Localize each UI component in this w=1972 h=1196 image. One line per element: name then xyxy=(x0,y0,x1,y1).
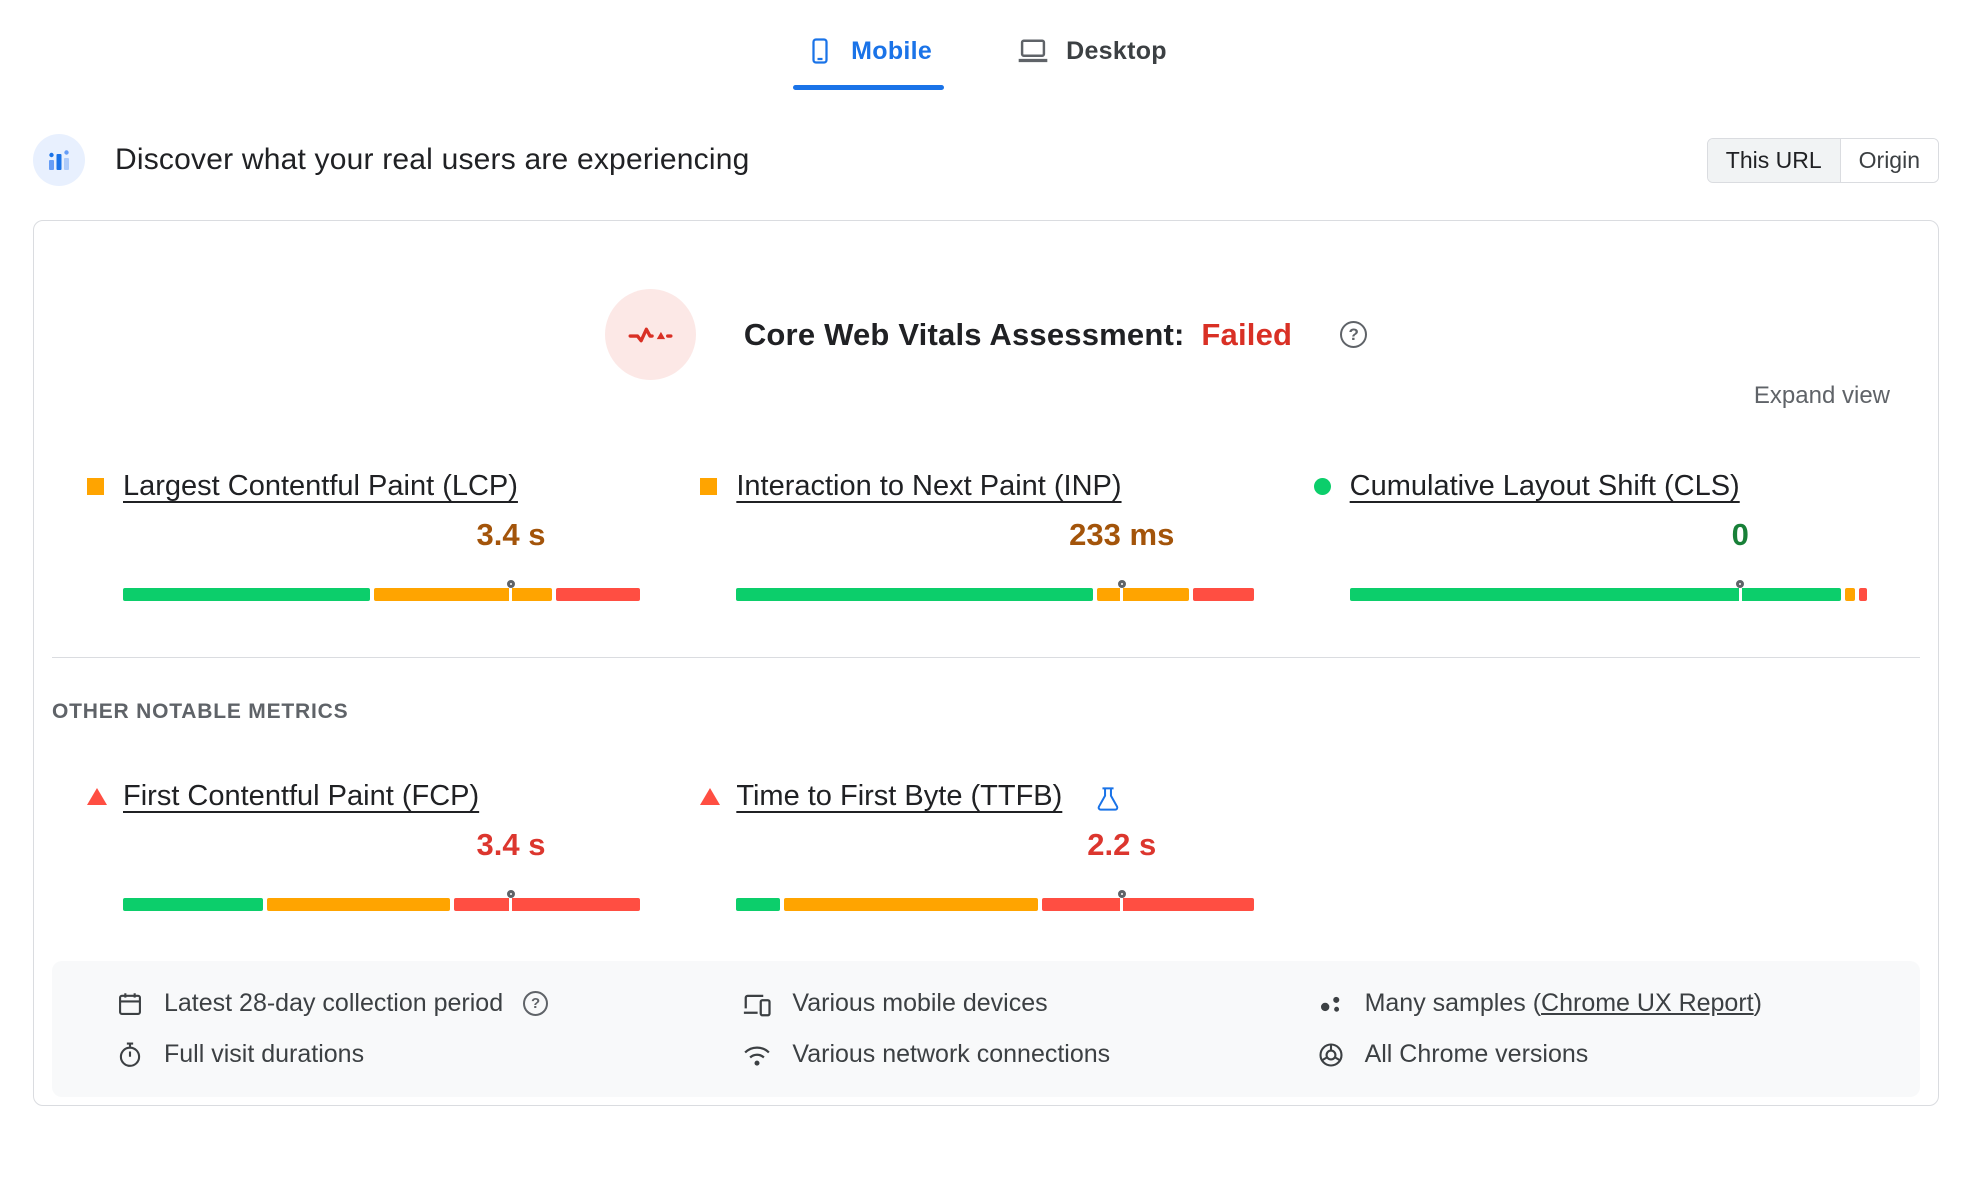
assessment-label: Core Web Vitals Assessment: xyxy=(743,316,1185,352)
tab-mobile-label: Mobile xyxy=(851,36,933,65)
devices-icon xyxy=(744,994,772,1016)
lcp-distribution-bar: 3.4 s xyxy=(123,517,641,601)
samples-icon xyxy=(1320,996,1339,1012)
smartphone-icon xyxy=(812,38,828,64)
tab-desktop[interactable]: Desktop xyxy=(1004,24,1179,90)
chrome-ux-report-link[interactable]: Chrome UX Report xyxy=(1541,989,1754,1017)
device-tabs: Mobile Desktop xyxy=(0,0,1972,90)
assessment-help-icon[interactable]: ? xyxy=(1340,321,1368,348)
network-variety-label: Various network connections xyxy=(792,1040,1111,1068)
tab-desktop-label: Desktop xyxy=(1066,36,1167,65)
chrome-icon xyxy=(1319,1042,1343,1067)
metric-cls: Cumulative Layout Shift (CLS) 0 xyxy=(1313,470,1867,601)
chrome-versions-label: All Chrome versions xyxy=(1364,1040,1589,1068)
other-metrics-heading: OTHER NOTABLE METRICS xyxy=(52,700,349,723)
metric-ttfb: Time to First Byte (TTFB) 2.2 s xyxy=(700,780,1254,911)
other-metrics: First Contentful Paint (FCP) 3.4 s Time … xyxy=(52,780,1920,911)
inp-distribution-bar: 233 ms xyxy=(736,517,1254,601)
ttfb-distribution-bar: 2.2 s xyxy=(736,827,1254,911)
samples-label: Many samples (Chrome UX Report) xyxy=(1364,989,1762,1017)
field-data-header: Discover what your real users are experi… xyxy=(33,134,1939,186)
samples: Many samples (Chrome UX Report) xyxy=(1317,989,1856,1018)
ttfb-status-icon xyxy=(700,788,721,805)
field-data-icon xyxy=(33,134,85,186)
chrome-versions: All Chrome versions xyxy=(1317,1040,1856,1069)
metric-ttfb-link[interactable]: Time to First Byte (TTFB) xyxy=(736,780,1063,812)
visit-durations-label: Full visit durations xyxy=(164,1040,365,1068)
tab-mobile[interactable]: Mobile xyxy=(793,24,945,90)
inp-status-icon xyxy=(700,478,718,495)
page-title: Discover what your real users are experi… xyxy=(115,143,750,176)
collection-period-help-icon[interactable]: ? xyxy=(523,991,549,1016)
visit-durations: Full visit durations xyxy=(116,1040,742,1069)
pulse-badge xyxy=(604,289,696,380)
metric-fcp: First Contentful Paint (FCP) 3.4 s xyxy=(87,780,641,911)
collection-period-label: Latest 28-day collection period xyxy=(164,989,504,1017)
laptop-icon xyxy=(1018,39,1048,63)
stopwatch-icon xyxy=(119,1042,141,1067)
experimental-flask-icon[interactable] xyxy=(1096,786,1120,812)
field-data-card: Core Web Vitals Assessment: Failed ? Exp… xyxy=(33,220,1939,1106)
core-metrics: Largest Contentful Paint (LCP) 3.4 s Int… xyxy=(52,470,1920,601)
metric-lcp-link[interactable]: Largest Contentful Paint (LCP) xyxy=(123,470,518,502)
active-tab-underline xyxy=(793,85,945,90)
cwv-assessment: Core Web Vitals Assessment: Failed ? xyxy=(52,289,1920,380)
origin-button[interactable]: Origin xyxy=(1839,138,1938,182)
scope-toggle: This URL Origin xyxy=(1706,137,1939,183)
network-icon xyxy=(744,1045,771,1066)
metric-cls-link[interactable]: Cumulative Layout Shift (CLS) xyxy=(1349,470,1740,502)
section-divider xyxy=(52,657,1920,658)
device-variety-label: Various mobile devices xyxy=(792,989,1048,1017)
fcp-distribution-bar: 3.4 s xyxy=(123,827,641,911)
metric-lcp: Largest Contentful Paint (LCP) 3.4 s xyxy=(87,470,641,601)
this-url-button[interactable]: This URL xyxy=(1707,138,1840,182)
assessment-status: Failed xyxy=(1201,316,1293,352)
metric-fcp-link[interactable]: First Contentful Paint (FCP) xyxy=(123,780,480,812)
expand-view-button[interactable]: Expand view xyxy=(1753,382,1890,409)
cls-distribution-bar: 0 xyxy=(1349,517,1867,601)
metric-inp: Interaction to Next Paint (INP) 233 ms xyxy=(700,470,1254,601)
cls-status-icon xyxy=(1313,478,1331,495)
calendar-icon xyxy=(119,992,141,1015)
bar-chart-icon xyxy=(49,150,69,170)
heartbeat-icon xyxy=(628,327,673,342)
collection-period: Latest 28-day collection period ? xyxy=(116,989,742,1018)
fcp-status-icon xyxy=(87,788,107,805)
data-collection-footer: Latest 28-day collection period ? Variou… xyxy=(52,961,1920,1097)
metric-inp-link[interactable]: Interaction to Next Paint (INP) xyxy=(736,470,1122,502)
lcp-status-icon xyxy=(87,478,104,495)
device-variety: Various mobile devices xyxy=(742,989,1316,1018)
network-variety: Various network connections xyxy=(742,1040,1316,1069)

---

STATED GOAL: Please print every line of the data above without changes, but leave out the pictures.

RESULT OF THIS TASK:
Localize each UI component in this w=1972 h=1196 image. One line per element: name then xyxy=(x0,y0,x1,y1).
assessment-label: Core Web Vitals Assessment: xyxy=(743,316,1185,352)
tab-mobile-label: Mobile xyxy=(851,36,933,65)
devices-icon xyxy=(744,994,772,1016)
lcp-distribution-bar: 3.4 s xyxy=(123,517,641,601)
samples-icon xyxy=(1320,996,1339,1012)
smartphone-icon xyxy=(812,38,828,64)
tab-desktop[interactable]: Desktop xyxy=(1004,24,1179,90)
chrome-ux-report-link[interactable]: Chrome UX Report xyxy=(1541,989,1754,1017)
device-tabs: Mobile Desktop xyxy=(0,0,1972,90)
assessment-help-icon[interactable]: ? xyxy=(1340,321,1368,348)
network-variety-label: Various network connections xyxy=(792,1040,1111,1068)
tab-desktop-label: Desktop xyxy=(1066,36,1167,65)
chrome-icon xyxy=(1319,1042,1343,1067)
metric-cls: Cumulative Layout Shift (CLS) 0 xyxy=(1313,470,1867,601)
chrome-versions-label: All Chrome versions xyxy=(1364,1040,1589,1068)
other-metrics-heading: OTHER NOTABLE METRICS xyxy=(52,700,349,723)
metric-ttfb: Time to First Byte (TTFB) 2.2 s xyxy=(700,780,1254,911)
other-metrics: First Contentful Paint (FCP) 3.4 s Time … xyxy=(52,780,1920,911)
inp-distribution-bar: 233 ms xyxy=(736,517,1254,601)
ttfb-distribution-bar: 2.2 s xyxy=(736,827,1254,911)
samples-label: Many samples (Chrome UX Report) xyxy=(1364,989,1762,1017)
field-data-header: Discover what your real users are experi… xyxy=(33,134,1939,186)
samples: Many samples (Chrome UX Report) xyxy=(1317,989,1856,1018)
ttfb-status-icon xyxy=(700,788,721,805)
field-data-icon xyxy=(33,134,85,186)
chrome-versions: All Chrome versions xyxy=(1317,1040,1856,1069)
metric-ttfb-link[interactable]: Time to First Byte (TTFB) xyxy=(736,780,1063,812)
visit-durations-label: Full visit durations xyxy=(164,1040,365,1068)
tab-mobile[interactable]: Mobile xyxy=(793,24,945,90)
inp-status-icon xyxy=(700,478,718,495)
page-title: Discover what your real users are experi… xyxy=(115,143,750,176)
collection-period-help-icon[interactable]: ? xyxy=(523,991,549,1016)
visit-durations: Full visit durations xyxy=(116,1040,742,1069)
pulse-badge xyxy=(604,289,696,380)
metric-fcp: First Contentful Paint (FCP) 3.4 s xyxy=(87,780,641,911)
collection-period-label: Latest 28-day collection period xyxy=(164,989,504,1017)
laptop-icon xyxy=(1018,39,1048,63)
stopwatch-icon xyxy=(119,1042,141,1067)
experimental-flask-icon[interactable] xyxy=(1096,786,1120,812)
field-data-card: Core Web Vitals Assessment: Failed ? Exp… xyxy=(33,220,1939,1106)
core-metrics: Largest Contentful Paint (LCP) 3.4 s Int… xyxy=(52,470,1920,601)
metric-lcp-link[interactable]: Largest Contentful Paint (LCP) xyxy=(123,470,518,502)
active-tab-underline xyxy=(793,85,945,90)
cwv-assessment: Core Web Vitals Assessment: Failed ? xyxy=(52,289,1920,380)
origin-button[interactable]: Origin xyxy=(1839,138,1938,182)
scope-toggle: This URL Origin xyxy=(1706,137,1939,183)
network-icon xyxy=(744,1045,771,1066)
metric-cls-link[interactable]: Cumulative Layout Shift (CLS) xyxy=(1349,470,1740,502)
section-divider xyxy=(52,657,1920,658)
device-variety-label: Various mobile devices xyxy=(792,989,1048,1017)
fcp-distribution-bar: 3.4 s xyxy=(123,827,641,911)
metric-lcp: Largest Contentful Paint (LCP) 3.4 s xyxy=(87,470,641,601)
this-url-button[interactable]: This URL xyxy=(1707,138,1840,182)
assessment-status: Failed xyxy=(1201,316,1293,352)
metric-fcp-link[interactable]: First Contentful Paint (FCP) xyxy=(123,780,480,812)
expand-view-button[interactable]: Expand view xyxy=(1753,382,1890,409)
cls-distribution-bar: 0 xyxy=(1349,517,1867,601)
metric-inp: Interaction to Next Paint (INP) 233 ms xyxy=(700,470,1254,601)
cls-status-icon xyxy=(1313,478,1331,495)
calendar-icon xyxy=(119,992,141,1015)
bar-chart-icon xyxy=(49,150,69,170)
heartbeat-icon xyxy=(628,327,673,342)
collection-period: Latest 28-day collection period ? xyxy=(116,989,742,1018)
fcp-status-icon xyxy=(87,788,107,805)
data-collection-footer: Latest 28-day collection period ? Variou… xyxy=(52,961,1920,1097)
metric-inp-link[interactable]: Interaction to Next Paint (INP) xyxy=(736,470,1122,502)
lcp-status-icon xyxy=(87,478,104,495)
device-variety: Various mobile devices xyxy=(742,989,1316,1018)
network-variety: Various network connections xyxy=(742,1040,1316,1069)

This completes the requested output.